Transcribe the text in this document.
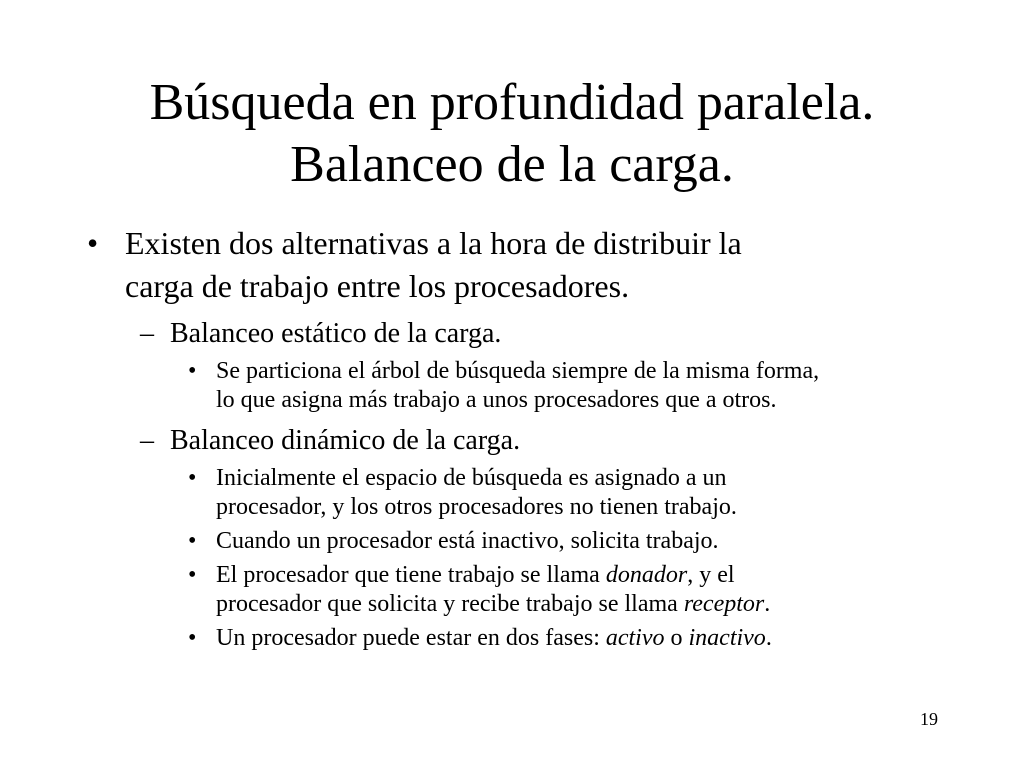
Búsqueda en profundidad paralela.
Balanceo de la carga.
• Existen dos alternativas a la hora de distribuir la
carga de trabajo entre los procesadores.
– Balanceo estático de la carga.
• Se particiona el árbol de búsqueda siempre de la misma forma,
lo que asigna más trabajo a unos procesadores que a otros.
– Balanceo dinámico de la carga.
• Inicialmente el espacio de búsqueda es asignado a un
procesador, y los otros procesadores no tienen trabajo.
• Cuando un procesador está inactivo, solicita trabajo.
• El procesador que tiene trabajo se llama donador, y el
procesador que solicita y recibe trabajo se llama receptor.
• Un procesador puede estar en dos fases: activo o inactivo.
19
----------------------------------------
• _Work to do_
Scan the data above and copy every line with "otros" in it.

• _Written answer_
lo que asigna más trabajo a unos procesadores que a otros.
procesador, y los otros procesadores no tienen trabajo.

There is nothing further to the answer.